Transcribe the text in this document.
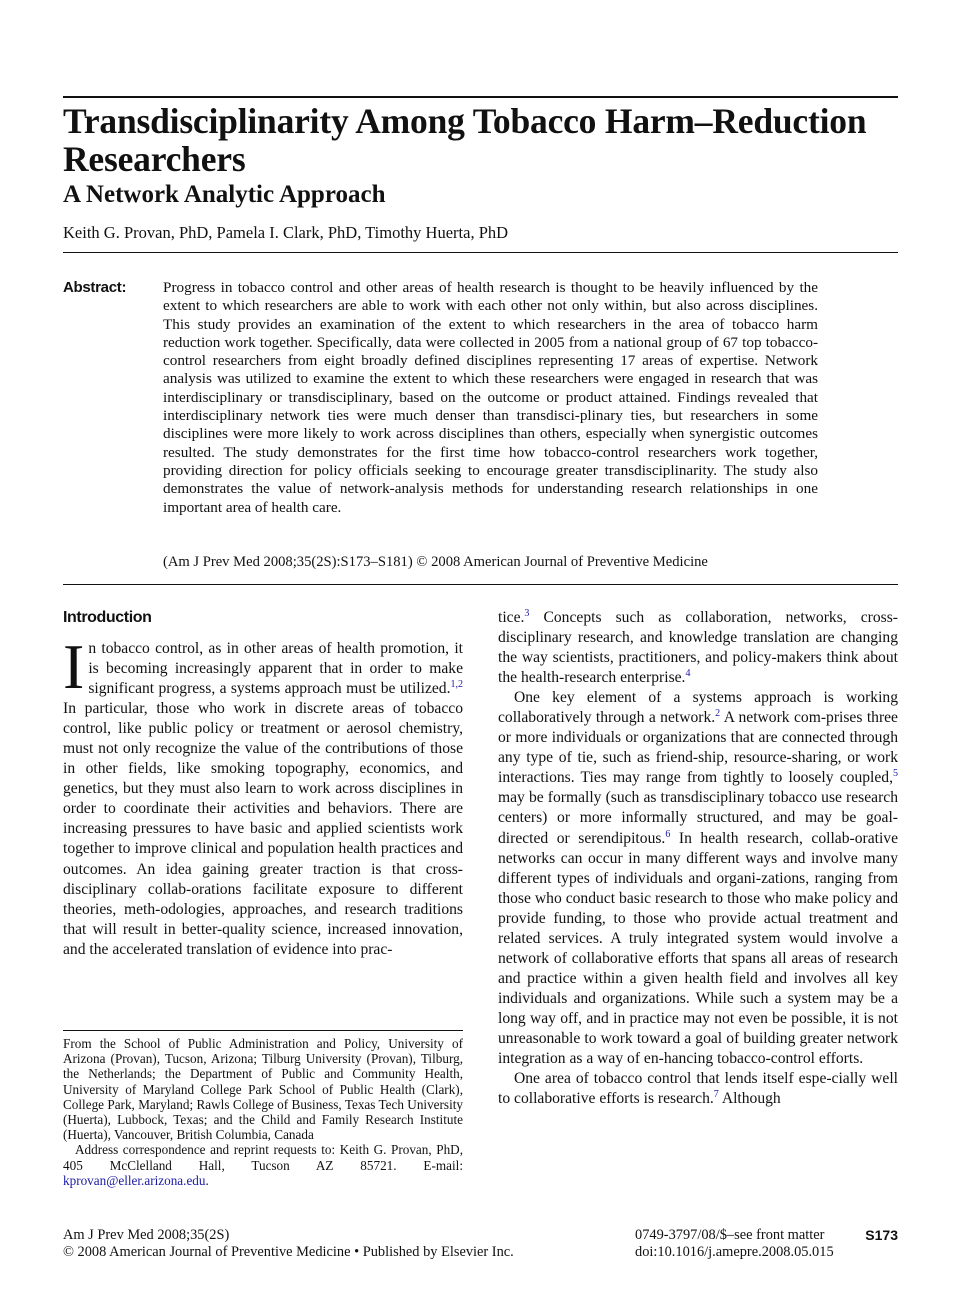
Transdisciplinarity Among Tobacco Harm–Reduction Researchers
A Network Analytic Approach
Keith G. Provan, PhD, Pamela I. Clark, PhD, Timothy Huerta, PhD
Abstract: Progress in tobacco control and other areas of health research is thought to be heavily influenced by the extent to which researchers are able to work with each other not only within, but also across disciplines. This study provides an examination of the extent to which researchers in the area of tobacco harm reduction work together. Specifically, data were collected in 2005 from a national group of 67 top tobacco-control researchers from eight broadly defined disciplines representing 17 areas of expertise. Network analysis was utilized to examine the extent to which these researchers were engaged in research that was interdisciplinary or transdisciplinary, based on the outcome or product attained. Findings revealed that interdisciplinary network ties were much denser than transdisci-plinary ties, but researchers in some disciplines were more likely to work across disciplines than others, especially when synergistic outcomes resulted. The study demonstrates for the first time how tobacco-control researchers work together, providing direction for policy officials seeking to encourage greater transdisciplinarity. The study also demonstrates the value of network-analysis methods for understanding research relationships in one important area of health care.
(Am J Prev Med 2008;35(2S):S173–S181) © 2008 American Journal of Preventive Medicine
Introduction

In tobacco control, as in other areas of health promotion, it is becoming increasingly apparent that in order to make significant progress, a systems approach must be utilized.$^{1,2}$ In particular, those who work in discrete areas of tobacco control, like public policy or treatment or aerosol chemistry, must not only recognize the value of the contributions of those in other fields, like smoking topography, economics, and genetics, but they must also learn to work across disciplines in order to coordinate their activities and behaviors. There are increasing pressures to have basic and applied scientists work together to improve clinical and population health practices and outcomes. An idea gaining greater traction is that cross-disciplinary collab-orations facilitate exposure to different theories, meth-odologies, approaches, and research traditions that will result in better-quality science, increased innovation, and the accelerated translation of evidence into prac-

tice.$^3$ Concepts such as collaboration, networks, cross-disciplinary research, and knowledge translation are changing the way scientists, practitioners, and policy-makers think about the health-research enterprise.$^4$

One key element of a systems approach is working collaboratively through a network.$^2$ A network com-prises three or more individuals or organizations that are connected through any type of tie, such as friend-ship, resource-sharing, or work interactions. Ties may range from tightly to loosely coupled,$^5$ may be formally (such as transdisciplinary tobacco use research centers) or more informally structured, and may be goal-directed or serendipitous.$^6$ In health research, collab-orative networks can occur in many different ways and involve many different types of individuals and organi-zations, ranging from those who conduct basic research to those who make policy and provide funding, to those who provide actual treatment and related services. A truly integrated system would involve a network of collaborative efforts that spans all areas of research and practice within a given health field and involves all key individuals and organizations. While such a system may be a long way off, and in practice may not even be possible, it is not unreasonable to work toward a goal of building greater network integration as a way of en-hancing tobacco-control efforts.

One area of tobacco control that lends itself espe-cially well to collaborative efforts is research.$^7$ Although

From the School of Public Administration and Policy, University of Arizona (Provan), Tucson, Arizona; Tilburg University (Provan), Tilburg, the Netherlands; the Department of Public and Community Health, University of Maryland College Park School of Public Health (Clark), College Park, Maryland; Rawls College of Business, Texas Tech University (Huerta), Lubbock, Texas; and the Child and Family Research Institute (Huerta), Vancouver, British Columbia, Canada

Address correspondence and reprint requests to: Keith G. Provan, PhD, 405 McClelland Hall, Tucson AZ 85721. E-mail: kprovan@eller.arizona.edu.

Am J Prev Med 2008;35(2S)
© 2008 American Journal of Preventive Medicine • Published by Elsevier Inc.
0749-3797/08/$–see front matter	S173
doi:10.1016/j.amepre.2008.05.015
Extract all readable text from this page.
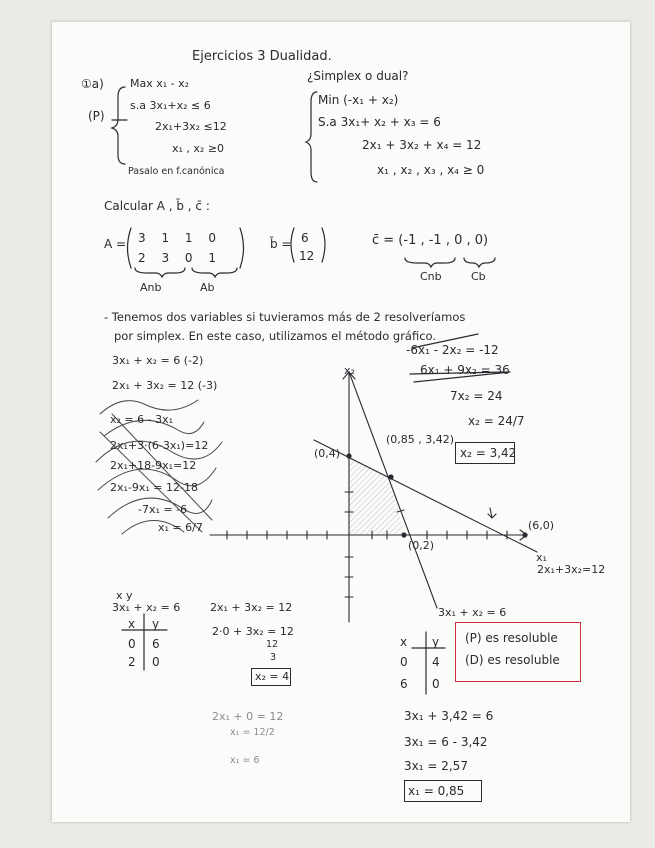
Ejercicios 3 Dualidad.
①a) Max x₁ - x₂
s.a 3x₁+x₂ ≤ 6
(P)
2x₁+3x₂ ≤12
x₁ , x₂ ≥0
Pasalo en f.canónica
¿Simplex o dual?
Min (-x₁ + x₂)
S.a 3x₁+ x₂ + x₃ = 6
2x₁ + 3x₂ + x₄ = 12
x₁ , x₂ , x₃ , x₄ ≥ 0
Calcular A , b̄ , c̄ :
A = 3 1 1 0
2 3 0 1
Anb	Ab
b̄ = 6
12
c̄ = (-1 , -1 , 0 , 0)
Cnb	Cb
- Tenemos dos variables si tuvieramos más de 2 resolveríamos
por simplex. En este caso, utilizamos el método gráfico.
3x₁ + x₂ = 6 (-2)
2x₁ + 3x₂ = 12 (-3)
x₂ = 6 - 3x₁
2x₁+3·(6-3x₁)=12
2x₁+18-9x₁=12
2x₁-9x₁ = 12-18
-7x₁ = -6
x₁ = 6/7
-6x₁ - 2x₂ = -12
6x₁ + 9x₂ = 36
7x₂ = 24
x₂ = 24/7
x₂ = 3,42
x₂
x₁
(0,4)
(0,85 , 3,42)
(0,2)
(6,0)
2x₁+3x₂=12
3x₁ + x₂ = 6
x y
3x₁ + x₂ = 6
x y
0 6
2 0
2x₁ + 3x₂ = 12
2·0 + 3x₂ = 12
12
3
x₂ = 4
2x₁ + 0 = 12
x₁ = 12/2
x₁ = 6
x y
0 4
6 0
(P) es resoluble
(D) es resoluble
3x₁ + 3,42 = 6
3x₁ = 6 - 3,42
3x₁ = 2,57
x₁ = 0,85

┄┄┄┄┄┄

◆ What this task involves ◆
Every record above must be given again exactly; drop the pictures.

◆ Full response ◆
Transcribe the text in this document.
Transdisciplinarity Among Tobacco Harm–Reduction Researchers
A Network Analytic Approach
Keith G. Provan, PhD, Pamela I. Clark, PhD, Timothy Huerta, PhD
Abstract: Progress in tobacco control and other areas of health research is thought to be heavily influenced by the extent to which researchers are able to work with each other not only within, but also across disciplines. This study provides an examination of the extent to which researchers in the area of tobacco harm reduction work together. Specifically, data were collected in 2005 from a national group of 67 top tobacco-control researchers from eight broadly defined disciplines representing 17 areas of expertise. Network analysis was utilized to examine the extent to which these researchers were engaged in research that was interdisciplinary or transdisciplinary, based on the outcome or product attained. Findings revealed that interdisciplinary network ties were much denser than transdisci-plinary ties, but researchers in some disciplines were more likely to work across disciplines than others, especially when synergistic outcomes resulted. The study demonstrates for the first time how tobacco-control researchers work together, providing direction for policy officials seeking to encourage greater transdisciplinarity. The study also demonstrates the value of network-analysis methods for understanding research relationships in one important area of health care.
(Am J Prev Med 2008;35(2S):S173–S181) © 2008 American Journal of Preventive Medicine
Introduction

In tobacco control, as in other areas of health promotion, it is becoming increasingly apparent that in order to make significant progress, a systems approach must be utilized.$^{1,2}$ In particular, those who work in discrete areas of tobacco control, like public policy or treatment or aerosol chemistry, must not only recognize the value of the contributions of those in other fields, like smoking topography, economics, and genetics, but they must also learn to work across disciplines in order to coordinate their activities and behaviors. There are increasing pressures to have basic and applied scientists work together to improve clinical and population health practices and outcomes. An idea gaining greater traction is that cross-disciplinary collab-orations facilitate exposure to different theories, meth-odologies, approaches, and research traditions that will result in better-quality science, increased innovation, and the accelerated translation of evidence into prac-

tice.$^3$ Concepts such as collaboration, networks, cross-disciplinary research, and knowledge translation are changing the way scientists, practitioners, and policy-makers think about the health-research enterprise.$^4$

One key element of a systems approach is working collaboratively through a network.$^2$ A network com-prises three or more individuals or organizations that are connected through any type of tie, such as friend-ship, resource-sharing, or work interactions. Ties may range from tightly to loosely coupled,$^5$ may be formally (such as transdisciplinary tobacco use research centers) or more informally structured, and may be goal-directed or serendipitous.$^6$ In health research, collab-orative networks can occur in many different ways and involve many different types of individuals and organi-zations, ranging from those who conduct basic research to those who make policy and provide funding, to those who provide actual treatment and related services. A truly integrated system would involve a network of collaborative efforts that spans all areas of research and practice within a given health field and involves all key individuals and organizations. While such a system may be a long way off, and in practice may not even be possible, it is not unreasonable to work toward a goal of building greater network integration as a way of en-hancing tobacco-control efforts.

One area of tobacco control that lends itself espe-cially well to collaborative efforts is research.$^7$ Although

From the School of Public Administration and Policy, University of Arizona (Provan), Tucson, Arizona; Tilburg University (Provan), Tilburg, the Netherlands; the Department of Public and Community Health, University of Maryland College Park School of Public Health (Clark), College Park, Maryland; Rawls College of Business, Texas Tech University (Huerta), Lubbock, Texas; and the Child and Family Research Institute (Huerta), Vancouver, British Columbia, Canada

Address correspondence and reprint requests to: Keith G. Provan, PhD, 405 McClelland Hall, Tucson AZ 85721. E-mail: kprovan@eller.arizona.edu.

Am J Prev Med 2008;35(2S)
© 2008 American Journal of Preventive Medicine • Published by Elsevier Inc.
0749-3797/08/$–see front matter	S173
doi:10.1016/j.amepre.2008.05.015
Extract all readable text from this page.
Ejercicios 3 Dualidad.
①a) Max x₁ - x₂
s.a 3x₁+x₂ ≤ 6
(P)
2x₁+3x₂ ≤12
x₁ , x₂ ≥0
Pasalo en f.canónica
¿Simplex o dual?
Min (-x₁ + x₂)
S.a 3x₁+ x₂ + x₃ = 6
2x₁ + 3x₂ + x₄ = 12
x₁ , x₂ , x₃ , x₄ ≥ 0
Calcular A , b̄ , c̄ :
A = 3 1 1 0
2 3 0 1
Anb	Ab
b̄ = 6
12
c̄ = (-1 , -1 , 0 , 0)
Cnb	Cb
- Tenemos dos variables si tuvieramos más de 2 resolveríamos
por simplex. En este caso, utilizamos el método gráfico.
3x₁ + x₂ = 6 (-2)
2x₁ + 3x₂ = 12 (-3)
x₂ = 6 - 3x₁
2x₁+3·(6-3x₁)=12
2x₁+18-9x₁=12
2x₁-9x₁ = 12-18
-7x₁ = -6
x₁ = 6/7
-6x₁ - 2x₂ = -12
6x₁ + 9x₂ = 36
7x₂ = 24
x₂ = 24/7
x₂ = 3,42
x₂
x₁
(0,4)
(0,85 , 3,42)
(0,2)
(6,0)
2x₁+3x₂=12
3x₁ + x₂ = 6
x y
3x₁ + x₂ = 6
x y
0 6
2 0
2x₁ + 3x₂ = 12
2·0 + 3x₂ = 12
12
3
x₂ = 4
2x₁ + 0 = 12
x₁ = 12/2
x₁ = 6
x y
0 4
6 0
(P) es resoluble
(D) es resoluble
3x₁ + 3,42 = 6
3x₁ = 6 - 3,42
3x₁ = 2,57
x₁ = 0,85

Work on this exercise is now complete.